(Some records)

════

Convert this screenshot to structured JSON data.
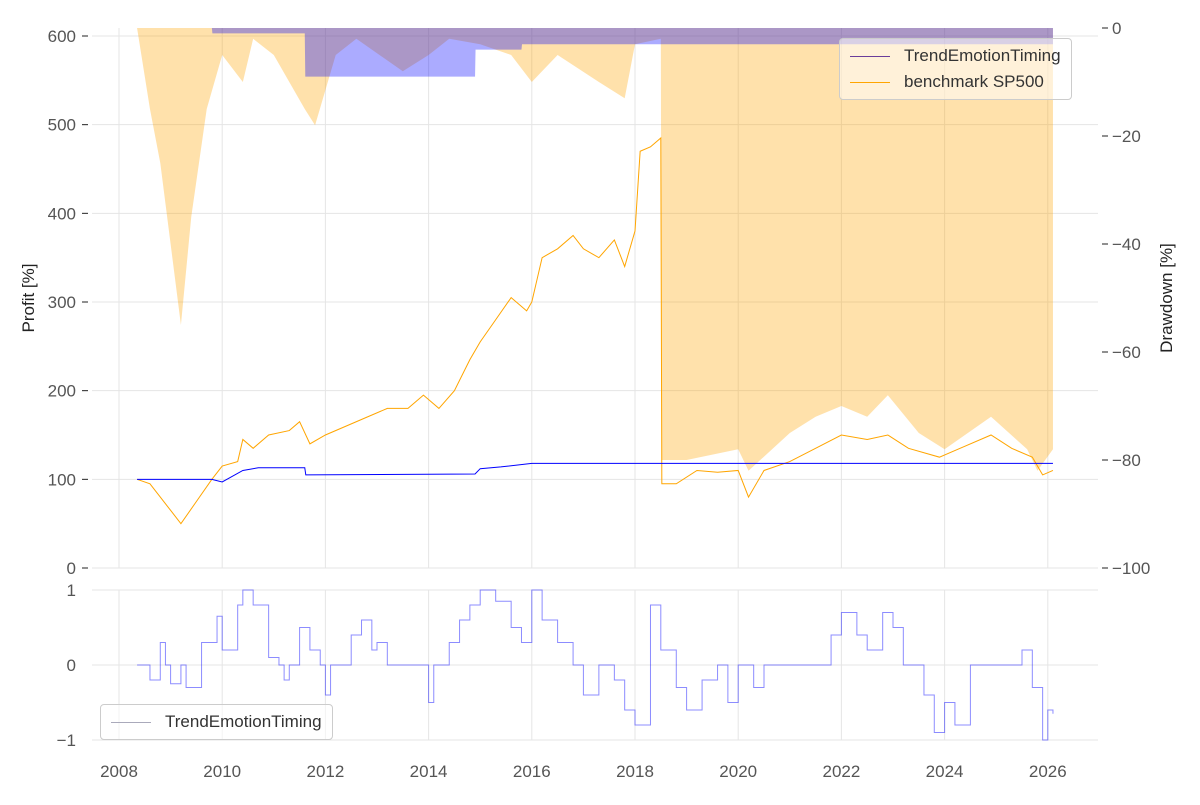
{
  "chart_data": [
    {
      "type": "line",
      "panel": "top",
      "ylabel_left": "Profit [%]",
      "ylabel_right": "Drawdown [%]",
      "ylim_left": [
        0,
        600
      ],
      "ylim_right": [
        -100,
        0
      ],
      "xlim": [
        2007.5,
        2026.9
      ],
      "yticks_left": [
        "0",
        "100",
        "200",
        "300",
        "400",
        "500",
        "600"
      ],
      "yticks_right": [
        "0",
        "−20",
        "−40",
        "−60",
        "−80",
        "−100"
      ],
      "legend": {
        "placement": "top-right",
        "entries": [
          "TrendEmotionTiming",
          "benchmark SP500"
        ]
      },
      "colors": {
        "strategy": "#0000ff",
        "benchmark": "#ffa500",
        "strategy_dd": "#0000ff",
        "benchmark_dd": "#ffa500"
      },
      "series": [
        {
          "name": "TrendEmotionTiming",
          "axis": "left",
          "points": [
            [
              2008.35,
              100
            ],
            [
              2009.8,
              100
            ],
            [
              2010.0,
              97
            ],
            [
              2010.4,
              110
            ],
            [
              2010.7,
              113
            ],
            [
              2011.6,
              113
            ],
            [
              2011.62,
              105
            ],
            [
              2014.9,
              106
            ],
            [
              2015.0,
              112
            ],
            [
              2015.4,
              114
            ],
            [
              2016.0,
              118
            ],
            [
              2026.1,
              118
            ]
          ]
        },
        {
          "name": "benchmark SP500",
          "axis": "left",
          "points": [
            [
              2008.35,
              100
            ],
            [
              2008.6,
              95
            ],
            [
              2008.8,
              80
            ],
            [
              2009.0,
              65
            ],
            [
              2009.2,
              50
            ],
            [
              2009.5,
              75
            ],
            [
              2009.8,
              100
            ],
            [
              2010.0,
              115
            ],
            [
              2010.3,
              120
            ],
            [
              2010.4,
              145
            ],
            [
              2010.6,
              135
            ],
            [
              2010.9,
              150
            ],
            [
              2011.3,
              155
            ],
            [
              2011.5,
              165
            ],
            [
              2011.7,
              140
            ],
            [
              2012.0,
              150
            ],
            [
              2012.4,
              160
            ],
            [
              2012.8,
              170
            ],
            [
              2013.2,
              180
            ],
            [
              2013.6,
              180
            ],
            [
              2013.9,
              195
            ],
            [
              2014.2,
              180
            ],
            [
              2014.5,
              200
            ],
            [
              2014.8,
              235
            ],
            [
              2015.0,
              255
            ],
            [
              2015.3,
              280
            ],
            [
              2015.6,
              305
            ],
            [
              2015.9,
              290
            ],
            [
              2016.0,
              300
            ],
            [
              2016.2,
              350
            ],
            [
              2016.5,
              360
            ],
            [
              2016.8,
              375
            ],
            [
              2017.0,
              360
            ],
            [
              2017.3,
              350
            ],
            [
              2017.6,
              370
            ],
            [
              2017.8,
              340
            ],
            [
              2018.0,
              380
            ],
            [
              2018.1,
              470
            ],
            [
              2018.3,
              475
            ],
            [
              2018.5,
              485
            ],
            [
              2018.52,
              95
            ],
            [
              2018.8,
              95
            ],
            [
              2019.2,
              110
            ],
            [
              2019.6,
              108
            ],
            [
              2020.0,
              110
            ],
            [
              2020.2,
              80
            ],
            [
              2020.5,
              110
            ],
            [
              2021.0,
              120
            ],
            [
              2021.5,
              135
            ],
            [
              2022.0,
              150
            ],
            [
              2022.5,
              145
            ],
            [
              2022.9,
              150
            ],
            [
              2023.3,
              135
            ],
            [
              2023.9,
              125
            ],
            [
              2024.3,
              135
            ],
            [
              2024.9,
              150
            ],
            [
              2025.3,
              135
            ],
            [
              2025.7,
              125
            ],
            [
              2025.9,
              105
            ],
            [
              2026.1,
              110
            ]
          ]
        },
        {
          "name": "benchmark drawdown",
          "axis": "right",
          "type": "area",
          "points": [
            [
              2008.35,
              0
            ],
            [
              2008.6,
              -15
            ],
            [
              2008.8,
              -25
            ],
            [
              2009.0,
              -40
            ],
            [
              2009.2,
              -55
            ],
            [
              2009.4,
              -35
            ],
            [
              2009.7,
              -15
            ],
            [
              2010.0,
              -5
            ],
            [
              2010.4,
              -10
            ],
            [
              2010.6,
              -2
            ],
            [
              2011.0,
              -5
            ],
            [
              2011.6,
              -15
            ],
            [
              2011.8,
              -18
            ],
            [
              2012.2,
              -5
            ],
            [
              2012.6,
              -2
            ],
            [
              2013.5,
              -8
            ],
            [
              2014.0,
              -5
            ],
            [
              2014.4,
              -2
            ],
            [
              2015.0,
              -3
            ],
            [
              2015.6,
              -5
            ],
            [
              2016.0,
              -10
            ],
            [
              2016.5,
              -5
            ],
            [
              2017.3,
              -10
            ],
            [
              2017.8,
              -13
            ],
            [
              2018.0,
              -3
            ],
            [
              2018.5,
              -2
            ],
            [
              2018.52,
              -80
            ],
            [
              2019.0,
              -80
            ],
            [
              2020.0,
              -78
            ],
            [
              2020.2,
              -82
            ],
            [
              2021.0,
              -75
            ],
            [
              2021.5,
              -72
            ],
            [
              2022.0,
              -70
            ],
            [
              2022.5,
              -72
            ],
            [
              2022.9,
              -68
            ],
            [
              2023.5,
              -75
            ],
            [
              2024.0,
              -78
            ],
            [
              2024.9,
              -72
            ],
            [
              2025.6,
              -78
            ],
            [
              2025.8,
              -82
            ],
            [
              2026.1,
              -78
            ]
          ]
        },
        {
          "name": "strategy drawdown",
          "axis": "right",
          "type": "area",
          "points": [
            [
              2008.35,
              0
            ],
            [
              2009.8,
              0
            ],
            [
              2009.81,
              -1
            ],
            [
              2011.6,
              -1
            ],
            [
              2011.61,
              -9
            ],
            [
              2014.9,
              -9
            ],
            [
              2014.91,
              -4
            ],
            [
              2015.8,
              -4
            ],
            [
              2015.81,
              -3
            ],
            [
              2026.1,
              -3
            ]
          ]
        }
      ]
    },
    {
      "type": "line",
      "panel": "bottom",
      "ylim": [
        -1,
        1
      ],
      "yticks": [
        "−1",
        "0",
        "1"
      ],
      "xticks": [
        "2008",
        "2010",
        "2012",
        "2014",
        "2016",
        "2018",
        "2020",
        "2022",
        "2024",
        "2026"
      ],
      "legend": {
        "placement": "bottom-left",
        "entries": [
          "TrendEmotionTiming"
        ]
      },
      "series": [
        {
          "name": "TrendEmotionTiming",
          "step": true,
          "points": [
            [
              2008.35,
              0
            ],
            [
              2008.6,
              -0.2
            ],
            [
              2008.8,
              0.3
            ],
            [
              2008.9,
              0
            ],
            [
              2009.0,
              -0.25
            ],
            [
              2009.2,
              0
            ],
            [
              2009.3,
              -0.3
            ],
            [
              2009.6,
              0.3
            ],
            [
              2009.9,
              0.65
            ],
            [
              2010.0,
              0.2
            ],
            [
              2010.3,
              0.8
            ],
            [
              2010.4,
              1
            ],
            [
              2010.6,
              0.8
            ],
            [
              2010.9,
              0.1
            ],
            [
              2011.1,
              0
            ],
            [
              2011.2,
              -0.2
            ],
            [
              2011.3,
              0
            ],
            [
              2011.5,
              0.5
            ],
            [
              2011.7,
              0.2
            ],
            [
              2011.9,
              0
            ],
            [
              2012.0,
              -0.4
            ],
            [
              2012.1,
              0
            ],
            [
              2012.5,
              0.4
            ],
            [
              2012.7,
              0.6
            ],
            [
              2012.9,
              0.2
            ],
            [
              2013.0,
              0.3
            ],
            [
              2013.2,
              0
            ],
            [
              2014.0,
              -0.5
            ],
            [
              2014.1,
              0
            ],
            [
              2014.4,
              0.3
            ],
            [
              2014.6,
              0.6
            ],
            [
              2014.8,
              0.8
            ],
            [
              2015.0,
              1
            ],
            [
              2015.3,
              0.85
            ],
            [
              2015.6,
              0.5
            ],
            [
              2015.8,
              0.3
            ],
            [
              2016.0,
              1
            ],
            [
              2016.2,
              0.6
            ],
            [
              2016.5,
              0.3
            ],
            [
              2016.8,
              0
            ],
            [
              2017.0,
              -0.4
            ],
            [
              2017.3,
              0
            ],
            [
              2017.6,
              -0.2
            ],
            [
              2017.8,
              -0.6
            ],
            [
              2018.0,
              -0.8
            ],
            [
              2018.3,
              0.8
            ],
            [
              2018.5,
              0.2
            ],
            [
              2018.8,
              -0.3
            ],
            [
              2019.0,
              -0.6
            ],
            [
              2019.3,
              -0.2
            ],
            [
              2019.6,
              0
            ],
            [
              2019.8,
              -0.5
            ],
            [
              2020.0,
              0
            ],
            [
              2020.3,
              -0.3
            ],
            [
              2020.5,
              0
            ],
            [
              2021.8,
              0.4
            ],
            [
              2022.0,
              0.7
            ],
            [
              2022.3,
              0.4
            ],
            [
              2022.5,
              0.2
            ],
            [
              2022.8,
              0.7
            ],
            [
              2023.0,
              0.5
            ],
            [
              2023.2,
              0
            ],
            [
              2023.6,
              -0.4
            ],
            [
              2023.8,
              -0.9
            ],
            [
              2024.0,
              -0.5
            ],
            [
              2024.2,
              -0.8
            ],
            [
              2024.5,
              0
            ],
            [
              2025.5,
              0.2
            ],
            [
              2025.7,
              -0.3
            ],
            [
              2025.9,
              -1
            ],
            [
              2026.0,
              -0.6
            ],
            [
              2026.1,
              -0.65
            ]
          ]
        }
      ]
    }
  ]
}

════

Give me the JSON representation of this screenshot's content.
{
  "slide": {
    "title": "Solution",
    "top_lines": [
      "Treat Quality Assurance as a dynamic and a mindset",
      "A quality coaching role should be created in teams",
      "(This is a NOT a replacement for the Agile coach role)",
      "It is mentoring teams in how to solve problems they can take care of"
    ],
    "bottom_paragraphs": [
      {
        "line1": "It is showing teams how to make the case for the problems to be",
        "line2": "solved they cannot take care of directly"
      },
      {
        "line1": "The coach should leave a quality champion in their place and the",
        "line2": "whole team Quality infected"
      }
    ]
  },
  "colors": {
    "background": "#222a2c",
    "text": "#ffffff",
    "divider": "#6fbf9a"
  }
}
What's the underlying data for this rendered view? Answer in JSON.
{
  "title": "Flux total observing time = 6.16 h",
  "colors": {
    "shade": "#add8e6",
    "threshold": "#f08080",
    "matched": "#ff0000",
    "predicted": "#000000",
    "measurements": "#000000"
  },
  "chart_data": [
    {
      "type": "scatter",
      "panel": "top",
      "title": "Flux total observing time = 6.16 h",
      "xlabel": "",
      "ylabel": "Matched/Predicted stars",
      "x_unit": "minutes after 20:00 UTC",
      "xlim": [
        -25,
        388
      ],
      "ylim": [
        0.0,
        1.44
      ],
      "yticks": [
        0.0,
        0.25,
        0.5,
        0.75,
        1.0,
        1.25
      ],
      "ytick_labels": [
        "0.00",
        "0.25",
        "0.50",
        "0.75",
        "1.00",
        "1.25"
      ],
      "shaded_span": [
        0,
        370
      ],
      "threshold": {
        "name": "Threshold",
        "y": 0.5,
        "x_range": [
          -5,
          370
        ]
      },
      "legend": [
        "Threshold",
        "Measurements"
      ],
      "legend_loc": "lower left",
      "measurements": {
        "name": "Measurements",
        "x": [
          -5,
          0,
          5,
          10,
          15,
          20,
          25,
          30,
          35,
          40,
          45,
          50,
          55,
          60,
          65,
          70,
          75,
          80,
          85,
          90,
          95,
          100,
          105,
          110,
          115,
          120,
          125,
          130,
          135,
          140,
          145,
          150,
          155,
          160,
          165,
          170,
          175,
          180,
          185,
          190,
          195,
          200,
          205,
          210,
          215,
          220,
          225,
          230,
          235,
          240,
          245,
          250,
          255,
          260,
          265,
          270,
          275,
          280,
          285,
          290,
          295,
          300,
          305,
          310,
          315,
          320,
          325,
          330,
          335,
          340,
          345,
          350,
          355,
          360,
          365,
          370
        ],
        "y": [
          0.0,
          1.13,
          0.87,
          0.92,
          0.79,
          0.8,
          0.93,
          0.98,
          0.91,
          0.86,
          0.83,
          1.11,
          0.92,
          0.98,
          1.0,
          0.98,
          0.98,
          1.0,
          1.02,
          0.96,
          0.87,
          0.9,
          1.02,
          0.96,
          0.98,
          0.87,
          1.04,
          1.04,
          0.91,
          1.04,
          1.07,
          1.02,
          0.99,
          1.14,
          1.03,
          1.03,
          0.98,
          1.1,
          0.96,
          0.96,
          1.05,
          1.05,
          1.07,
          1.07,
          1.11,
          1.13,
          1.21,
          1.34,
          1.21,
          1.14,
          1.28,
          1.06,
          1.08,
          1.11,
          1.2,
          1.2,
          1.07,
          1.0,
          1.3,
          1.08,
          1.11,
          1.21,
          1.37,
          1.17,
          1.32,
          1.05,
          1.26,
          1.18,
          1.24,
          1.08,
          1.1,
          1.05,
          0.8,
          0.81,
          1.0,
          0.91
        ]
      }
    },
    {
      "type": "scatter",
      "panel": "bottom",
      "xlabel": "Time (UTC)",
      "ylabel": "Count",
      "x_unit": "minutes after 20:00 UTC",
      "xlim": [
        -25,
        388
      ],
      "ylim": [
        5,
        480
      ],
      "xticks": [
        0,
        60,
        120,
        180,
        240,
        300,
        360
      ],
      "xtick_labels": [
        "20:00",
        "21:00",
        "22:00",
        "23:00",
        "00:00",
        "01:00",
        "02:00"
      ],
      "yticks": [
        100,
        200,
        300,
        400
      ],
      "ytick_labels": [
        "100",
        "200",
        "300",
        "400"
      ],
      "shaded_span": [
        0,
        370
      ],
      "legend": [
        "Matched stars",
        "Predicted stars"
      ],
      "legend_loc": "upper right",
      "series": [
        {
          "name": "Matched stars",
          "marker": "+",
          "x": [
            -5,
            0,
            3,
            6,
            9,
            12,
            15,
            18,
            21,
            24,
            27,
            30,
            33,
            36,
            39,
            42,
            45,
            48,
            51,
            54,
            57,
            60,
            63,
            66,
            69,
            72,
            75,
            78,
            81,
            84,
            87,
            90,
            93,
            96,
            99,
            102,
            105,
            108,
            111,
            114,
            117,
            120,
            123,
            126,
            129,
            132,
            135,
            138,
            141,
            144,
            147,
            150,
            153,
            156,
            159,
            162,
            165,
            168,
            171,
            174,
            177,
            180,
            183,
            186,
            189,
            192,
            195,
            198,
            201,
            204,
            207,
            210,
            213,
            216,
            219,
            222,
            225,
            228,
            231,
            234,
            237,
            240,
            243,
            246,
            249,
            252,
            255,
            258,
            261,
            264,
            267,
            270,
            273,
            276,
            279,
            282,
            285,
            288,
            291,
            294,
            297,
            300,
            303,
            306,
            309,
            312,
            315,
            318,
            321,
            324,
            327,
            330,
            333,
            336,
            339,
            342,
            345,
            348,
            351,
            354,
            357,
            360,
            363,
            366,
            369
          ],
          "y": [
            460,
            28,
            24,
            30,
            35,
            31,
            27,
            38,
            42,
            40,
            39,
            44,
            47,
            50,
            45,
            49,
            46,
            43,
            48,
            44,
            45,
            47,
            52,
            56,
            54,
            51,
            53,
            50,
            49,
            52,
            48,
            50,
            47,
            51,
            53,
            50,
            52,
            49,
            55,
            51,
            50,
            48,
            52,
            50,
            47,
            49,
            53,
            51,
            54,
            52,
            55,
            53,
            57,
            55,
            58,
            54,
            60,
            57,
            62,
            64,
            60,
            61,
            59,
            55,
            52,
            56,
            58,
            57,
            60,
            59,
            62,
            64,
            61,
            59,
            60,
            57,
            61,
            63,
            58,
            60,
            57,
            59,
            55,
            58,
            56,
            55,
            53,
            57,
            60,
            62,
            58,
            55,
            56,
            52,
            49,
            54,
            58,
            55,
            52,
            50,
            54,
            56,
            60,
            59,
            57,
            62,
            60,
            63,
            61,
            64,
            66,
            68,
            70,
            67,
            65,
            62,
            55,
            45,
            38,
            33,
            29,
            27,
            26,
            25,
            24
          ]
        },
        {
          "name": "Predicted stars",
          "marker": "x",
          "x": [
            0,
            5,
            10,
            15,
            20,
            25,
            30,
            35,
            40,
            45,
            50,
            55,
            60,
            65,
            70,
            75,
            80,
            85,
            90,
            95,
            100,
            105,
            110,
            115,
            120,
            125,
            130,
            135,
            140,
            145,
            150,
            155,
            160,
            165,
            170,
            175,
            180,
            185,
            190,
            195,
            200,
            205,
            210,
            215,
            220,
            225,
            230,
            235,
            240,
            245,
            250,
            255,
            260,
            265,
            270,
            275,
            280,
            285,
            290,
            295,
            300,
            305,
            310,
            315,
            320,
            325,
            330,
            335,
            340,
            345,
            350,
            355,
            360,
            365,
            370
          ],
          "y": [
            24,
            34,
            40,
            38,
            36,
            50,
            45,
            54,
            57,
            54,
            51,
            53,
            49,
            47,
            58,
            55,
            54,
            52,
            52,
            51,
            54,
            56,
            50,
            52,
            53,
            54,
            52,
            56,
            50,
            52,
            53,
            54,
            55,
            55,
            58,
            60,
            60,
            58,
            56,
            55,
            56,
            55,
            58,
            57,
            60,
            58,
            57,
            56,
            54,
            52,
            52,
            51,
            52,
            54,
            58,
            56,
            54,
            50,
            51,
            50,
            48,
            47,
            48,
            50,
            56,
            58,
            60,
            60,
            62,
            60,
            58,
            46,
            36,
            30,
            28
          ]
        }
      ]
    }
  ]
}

════

### INSTRUCTIONS TO FOLLOW
Review the material and copy each line in which the word "care" appears.

### RESPONSE TO THE EXERCISE
      "It is mentoring teams in how to solve problems they can take care of"
        "line2": "solved they cannot take care of directly"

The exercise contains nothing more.